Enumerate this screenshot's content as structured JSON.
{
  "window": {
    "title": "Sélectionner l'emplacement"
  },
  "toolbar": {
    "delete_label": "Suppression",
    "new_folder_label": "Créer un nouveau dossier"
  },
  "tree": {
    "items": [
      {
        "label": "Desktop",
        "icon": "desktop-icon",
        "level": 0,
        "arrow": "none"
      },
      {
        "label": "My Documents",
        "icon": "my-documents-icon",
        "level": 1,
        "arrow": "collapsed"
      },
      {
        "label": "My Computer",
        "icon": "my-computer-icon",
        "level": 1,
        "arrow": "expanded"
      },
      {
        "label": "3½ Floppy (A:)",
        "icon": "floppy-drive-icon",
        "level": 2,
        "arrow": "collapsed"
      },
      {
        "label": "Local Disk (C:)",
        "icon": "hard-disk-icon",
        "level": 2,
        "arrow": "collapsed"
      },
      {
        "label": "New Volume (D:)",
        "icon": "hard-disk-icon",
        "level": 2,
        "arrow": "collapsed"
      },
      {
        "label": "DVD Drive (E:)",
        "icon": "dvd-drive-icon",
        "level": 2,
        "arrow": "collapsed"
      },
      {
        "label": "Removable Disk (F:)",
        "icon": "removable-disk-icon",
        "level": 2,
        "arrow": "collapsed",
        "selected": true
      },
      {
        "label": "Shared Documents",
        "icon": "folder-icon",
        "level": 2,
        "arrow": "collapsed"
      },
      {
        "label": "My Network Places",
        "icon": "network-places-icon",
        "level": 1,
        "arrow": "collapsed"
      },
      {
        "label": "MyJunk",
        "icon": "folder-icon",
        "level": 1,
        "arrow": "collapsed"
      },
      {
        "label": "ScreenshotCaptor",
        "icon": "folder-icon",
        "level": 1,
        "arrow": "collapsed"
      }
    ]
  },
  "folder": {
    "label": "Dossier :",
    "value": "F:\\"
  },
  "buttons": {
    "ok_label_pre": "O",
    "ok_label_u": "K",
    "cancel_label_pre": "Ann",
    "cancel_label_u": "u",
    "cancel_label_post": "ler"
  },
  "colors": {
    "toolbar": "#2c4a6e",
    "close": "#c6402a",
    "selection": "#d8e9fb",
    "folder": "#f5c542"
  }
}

= = = = = = =

Exercise brief
Reproduce all the data word for word.

Response to the exercise
Enumerate this screenshot's content as structured JSON.
{
  "window": {
    "title": "Sélectionner l'emplacement"
  },
  "toolbar": {
    "delete_label": "Suppression",
    "new_folder_label": "Créer un nouveau dossier"
  },
  "tree": {
    "items": [
      {
        "label": "Desktop",
        "icon": "desktop-icon",
        "level": 0,
        "arrow": "none"
      },
      {
        "label": "My Documents",
        "icon": "my-documents-icon",
        "level": 1,
        "arrow": "collapsed"
      },
      {
        "label": "My Computer",
        "icon": "my-computer-icon",
        "level": 1,
        "arrow": "expanded"
      },
      {
        "label": "3½ Floppy (A:)",
        "icon": "floppy-drive-icon",
        "level": 2,
        "arrow": "collapsed"
      },
      {
        "label": "Local Disk (C:)",
        "icon": "hard-disk-icon",
        "level": 2,
        "arrow": "collapsed"
      },
      {
        "label": "New Volume (D:)",
        "icon": "hard-disk-icon",
        "level": 2,
        "arrow": "collapsed"
      },
      {
        "label": "DVD Drive (E:)",
        "icon": "dvd-drive-icon",
        "level": 2,
        "arrow": "collapsed"
      },
      {
        "label": "Removable Disk (F:)",
        "icon": "removable-disk-icon",
        "level": 2,
        "arrow": "collapsed",
        "selected": true
      },
      {
        "label": "Shared Documents",
        "icon": "folder-icon",
        "level": 2,
        "arrow": "collapsed"
      },
      {
        "label": "My Network Places",
        "icon": "network-places-icon",
        "level": 1,
        "arrow": "collapsed"
      },
      {
        "label": "MyJunk",
        "icon": "folder-icon",
        "level": 1,
        "arrow": "collapsed"
      },
      {
        "label": "ScreenshotCaptor",
        "icon": "folder-icon",
        "level": 1,
        "arrow": "collapsed"
      }
    ]
  },
  "folder": {
    "label": "Dossier :",
    "value": "F:\\"
  },
  "buttons": {
    "ok_label_pre": "O",
    "ok_label_u": "K",
    "cancel_label_pre": "Ann",
    "cancel_label_u": "u",
    "cancel_label_post": "ler"
  },
  "colors": {
    "toolbar": "#2c4a6e",
    "close": "#c6402a",
    "selection": "#d8e9fb",
    "folder": "#f5c542"
  }
}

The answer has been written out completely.